→ YOUR OBJECTIVE: Work out the number of lines in the listing that include the string "товаров". Reply with that number alone.

Lines of data
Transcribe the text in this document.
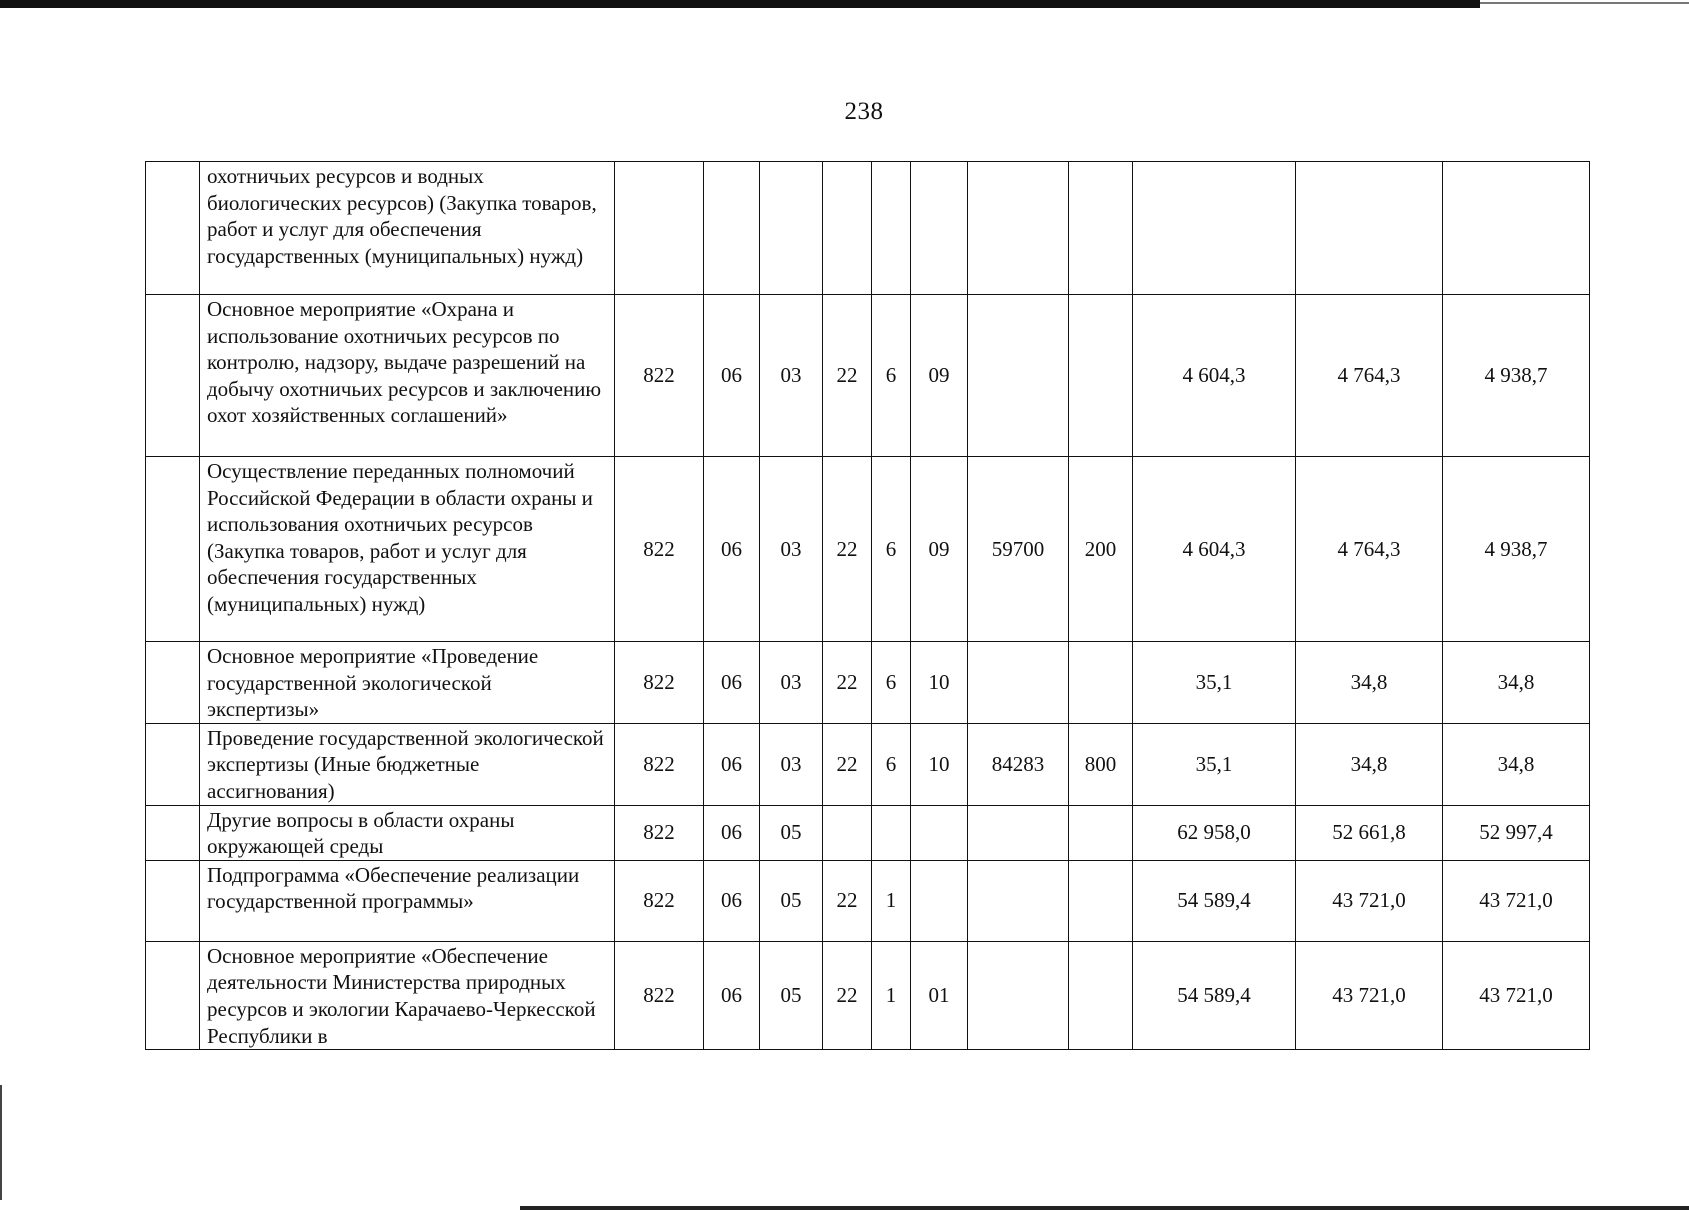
238
	охотничьих ресурсов и водных биологических ресурсов) (Закупка товаров, работ и услуг для обеспечения государственных (муниципальных) нужд)											
	Основное мероприятие «Охрана и использование охотничьих ресурсов по контролю, надзору, выдаче разрешений на добычу охотничьих ресурсов и заключению охот хозяйственных соглашений»	822	06	03	22	6	09			4 604,3	4 764,3	4 938,7
	Осуществление переданных полномочий Российской Федерации в области охраны и использования охотничьих ресурсов (Закупка товаров, работ и услуг для обеспечения государственных (муниципальных) нужд)	822	06	03	22	6	09	59700	200	4 604,3	4 764,3	4 938,7
	Основное мероприятие «Проведение государственной экологической экспертизы»	822	06	03	22	6	10			35,1	34,8	34,8
	Проведение государственной экологической экспертизы (Иные бюджетные ассигнования)	822	06	03	22	6	10	84283	800	35,1	34,8	34,8
	Другие вопросы в области охраны окружающей среды	822	06	05						62 958,0	52 661,8	52 997,4
	Подпрограмма «Обеспечение реализации государственной программы»	822	06	05	22	1				54 589,4	43 721,0	43 721,0
	Основное мероприятие «Обеспечение деятельности Министерства природных ресурсов и экологии Карачаево-Черкесской Республики в	822	06	05	22	1	01			54 589,4	43 721,0	43 721,0
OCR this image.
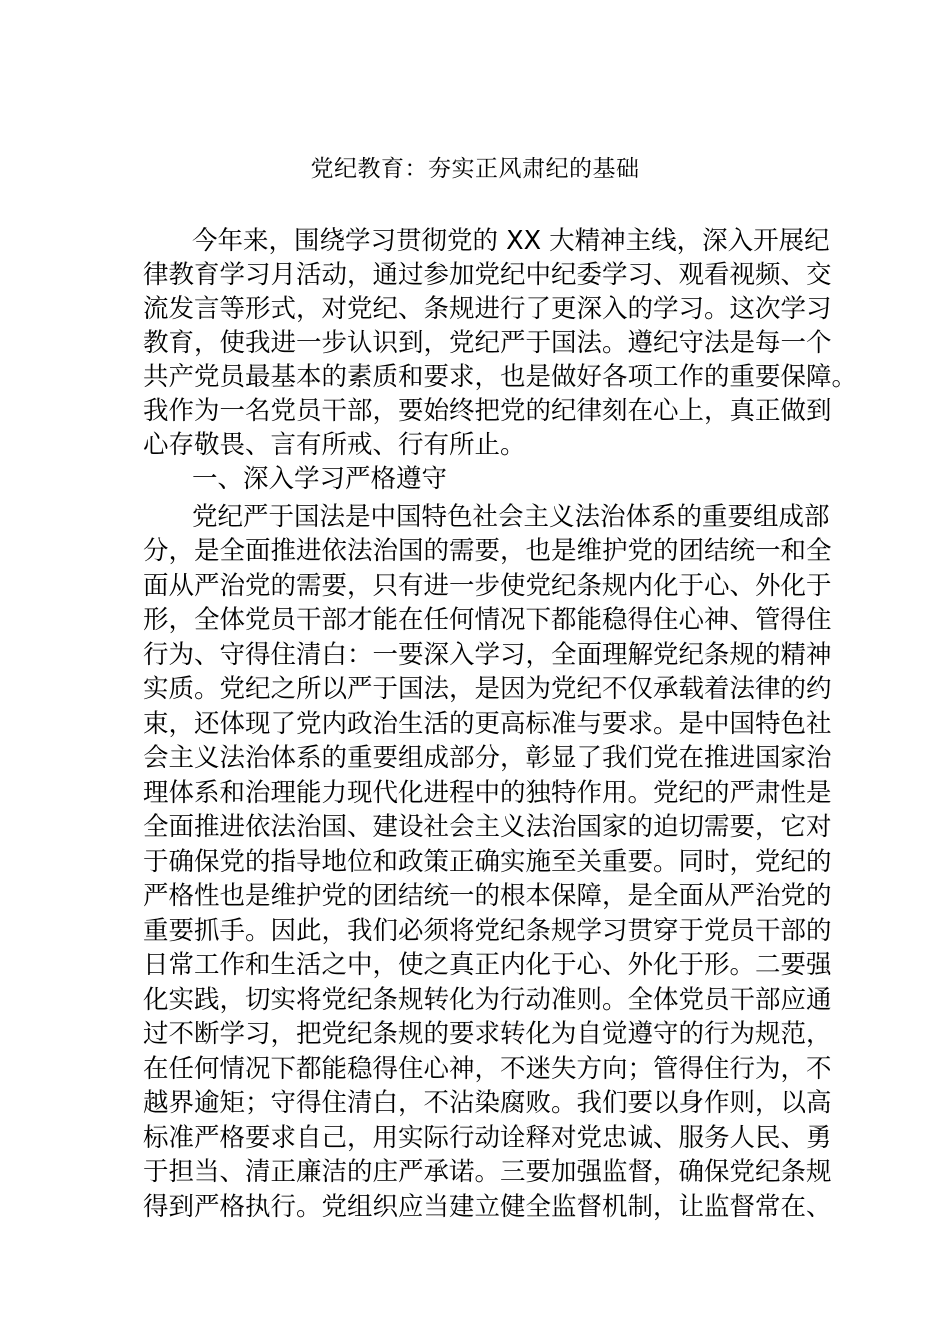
党纪教育：夯实正风肃纪的基础
今年来，围绕学习贯彻党的 XX 大精神主线，深入开展纪
律教育学习月活动，通过参加党纪中纪委学习、观看视频、交
流发言等形式，对党纪、条规进行了更深入的学习。这次学习
教育，使我进一步认识到，党纪严于国法。遵纪守法是每一个
共产党员最基本的素质和要求，也是做好各项工作的重要保障。
我作为一名党员干部，要始终把党的纪律刻在心上，真正做到
心存敬畏、言有所戒、行有所止。
一、深入学习严格遵守
党纪严于国法是中国特色社会主义法治体系的重要组成部
分，是全面推进依法治国的需要，也是维护党的团结统一和全
面从严治党的需要，只有进一步使党纪条规内化于心、外化于
形，全体党员干部才能在任何情况下都能稳得住心神、管得住
行为、守得住清白：一要深入学习，全面理解党纪条规的精神
实质。党纪之所以严于国法，是因为党纪不仅承载着法律的约
束，还体现了党内政治生活的更高标准与要求。是中国特色社
会主义法治体系的重要组成部分，彰显了我们党在推进国家治
理体系和治理能力现代化进程中的独特作用。党纪的严肃性是
全面推进依法治国、建设社会主义法治国家的迫切需要，它对
于确保党的指导地位和政策正确实施至关重要。同时，党纪的
严格性也是维护党的团结统一的根本保障，是全面从严治党的
重要抓手。因此，我们必须将党纪条规学习贯穿于党员干部的
日常工作和生活之中，使之真正内化于心、外化于形。二要强
化实践，切实将党纪条规转化为行动准则。全体党员干部应通
过不断学习，把党纪条规的要求转化为自觉遵守的行为规范，
在任何情况下都能稳得住心神，不迷失方向；管得住行为，不
越界逾矩；守得住清白，不沾染腐败。我们要以身作则，以高
标准严格要求自己，用实际行动诠释对党忠诚、服务人民、勇
于担当、清正廉洁的庄严承诺。三要加强监督，确保党纪条规
得到严格执行。党组织应当建立健全监督机制，让监督常在、
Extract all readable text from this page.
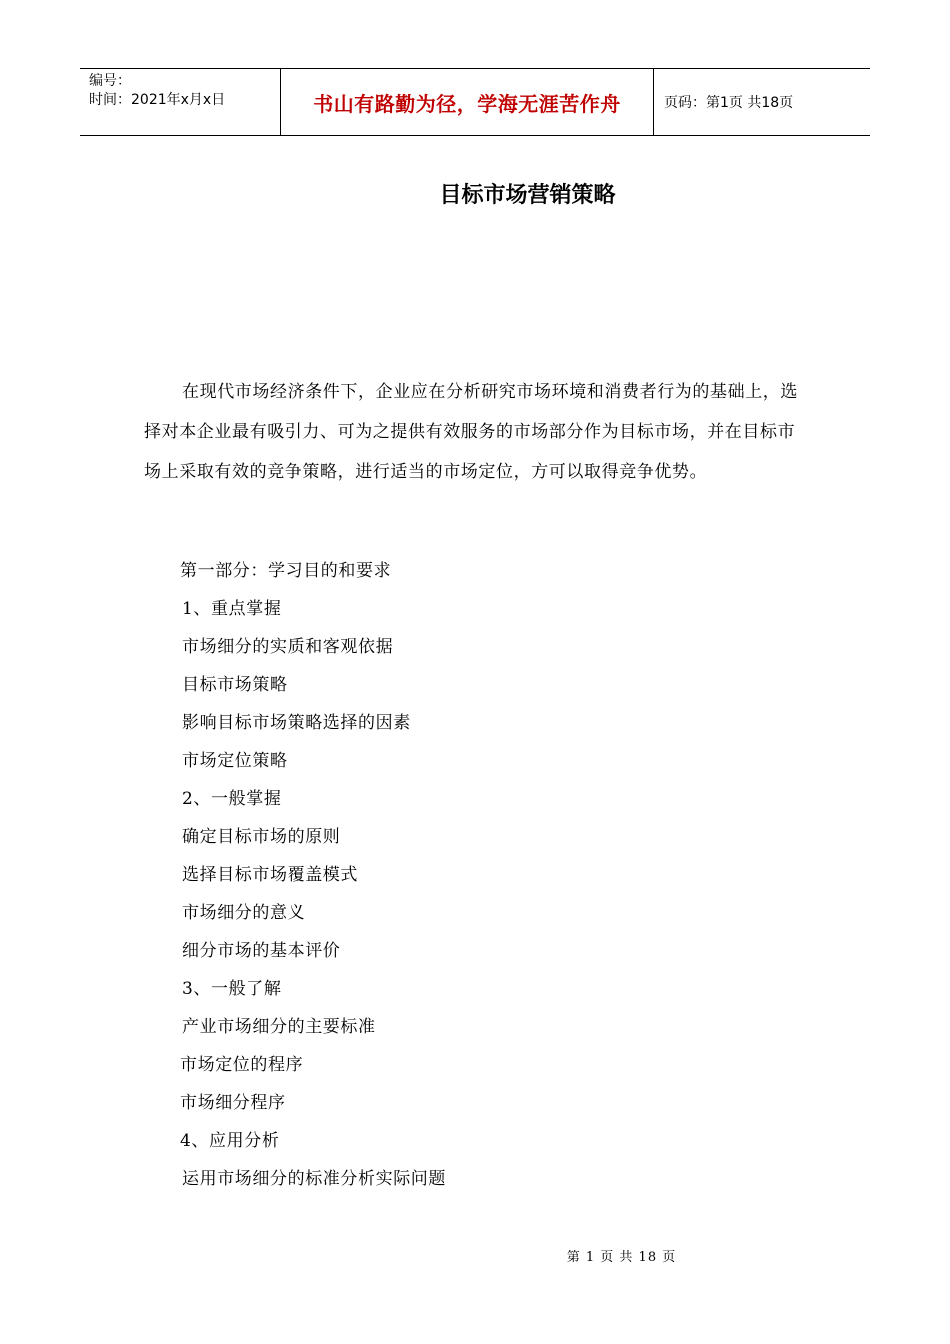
编号：
时间：2021年x月x日	书山有路勤为径，学海无涯苦作舟	页码：第1页 共18页
目标市场营销策略
在现代市场经济条件下，企业应在分析研究市场环境和消费者行为的基础上，选择对本企业最有吸引力、可为之提供有效服务的市场部分作为目标市场，并在目标市场上采取有效的竞争策略，进行适当的市场定位，方可以取得竞争优势。
第一部分：学习目的和要求
1、重点掌握
市场细分的实质和客观依据
目标市场策略
影响目标市场策略选择的因素
市场定位策略
2、一般掌握
确定目标市场的原则
选择目标市场覆盖模式
市场细分的意义
细分市场的基本评价
3、一般了解
产业市场细分的主要标准
市场定位的程序
市场细分程序
4、应用分析
运用市场细分的标准分析实际问题
第 1 页 共 18 页
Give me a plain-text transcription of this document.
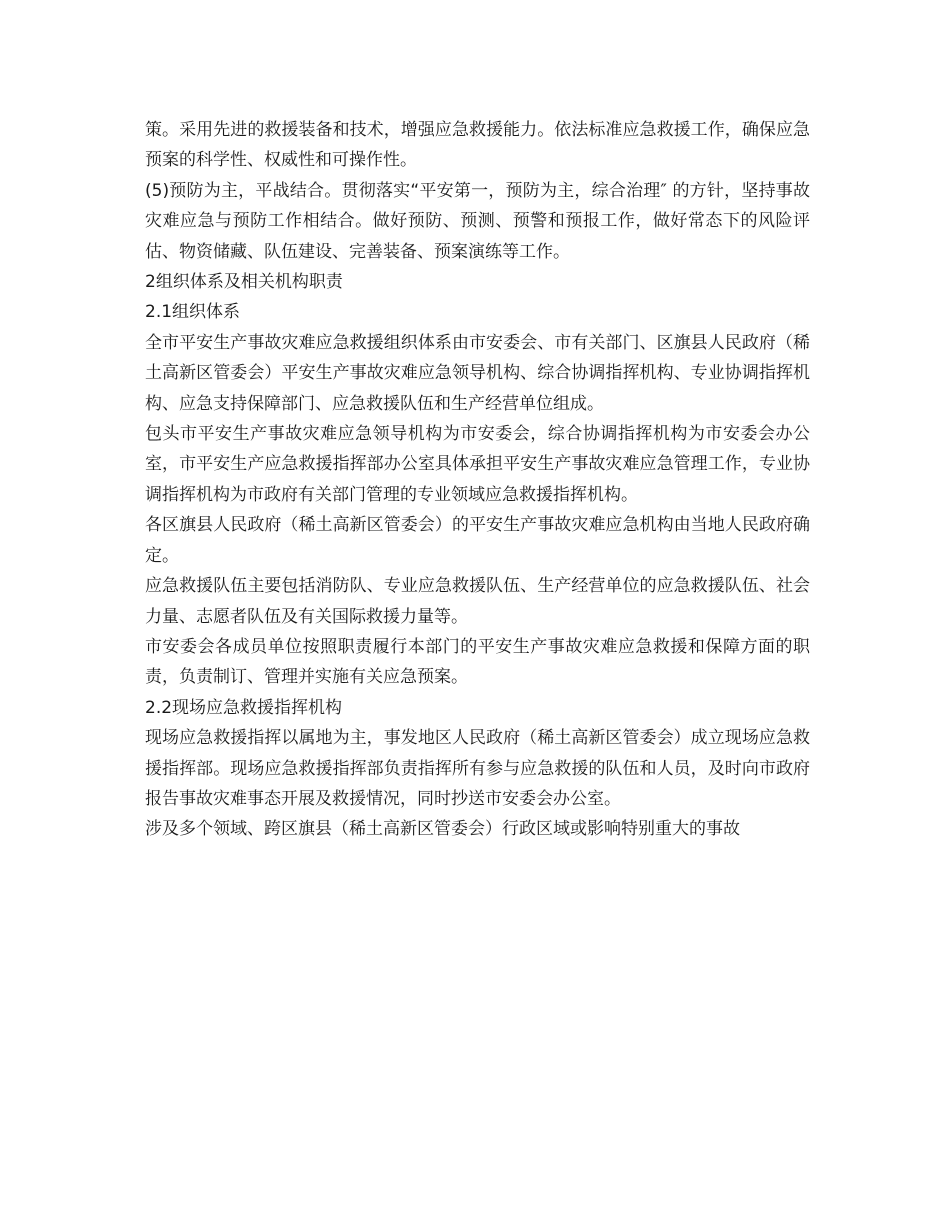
策。采用先进的救援装备和技术，增强应急救援能力。依法标准应急救援工作，确保应急预案的科学性、权威性和可操作性。

(5)预防为主，平战结合。贯彻落实“平安第一，预防为主，综合治理″ 的方针，坚持事故灾难应急与预防工作相结合。做好预防、预测、预警和预报工作，做好常态下的风险评估、物资储藏、队伍建设、完善装备、预案演练等工作。

2组织体系及相关机构职责

2.1组织体系

全市平安生产事故灾难应急救援组织体系由市安委会、市有关部门、区旗县人民政府（稀土高新区管委会）平安生产事故灾难应急领导机构、综合协调指挥机构、专业协调指挥机构、应急支持保障部门、应急救援队伍和生产经营单位组成。

包头市平安生产事故灾难应急领导机构为市安委会，综合协调指挥机构为市安委会办公室，市平安生产应急救援指挥部办公室具体承担平安生产事故灾难应急管理工作，专业协调指挥机构为市政府有关部门管理的专业领域应急救援指挥机构。

各区旗县人民政府（稀土高新区管委会）的平安生产事故灾难应急机构由当地人民政府确定。

应急救援队伍主要包括消防队、专业应急救援队伍、生产经营单位的应急救援队伍、社会力量、志愿者队伍及有关国际救援力量等。

市安委会各成员单位按照职责履行本部门的平安生产事故灾难应急救援和保障方面的职责，负责制订、管理并实施有关应急预案。

2.2现场应急救援指挥机构

现场应急救援指挥以属地为主，事发地区人民政府（稀土高新区管委会）成立现场应急救援指挥部。现场应急救援指挥部负责指挥所有参与应急救援的队伍和人员，及时向市政府报告事故灾难事态开展及救援情况，同时抄送市安委会办公室。

涉及多个领域、跨区旗县（稀土高新区管委会）行政区域或影响特别重大的事故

→ TASK SOLUTION: 2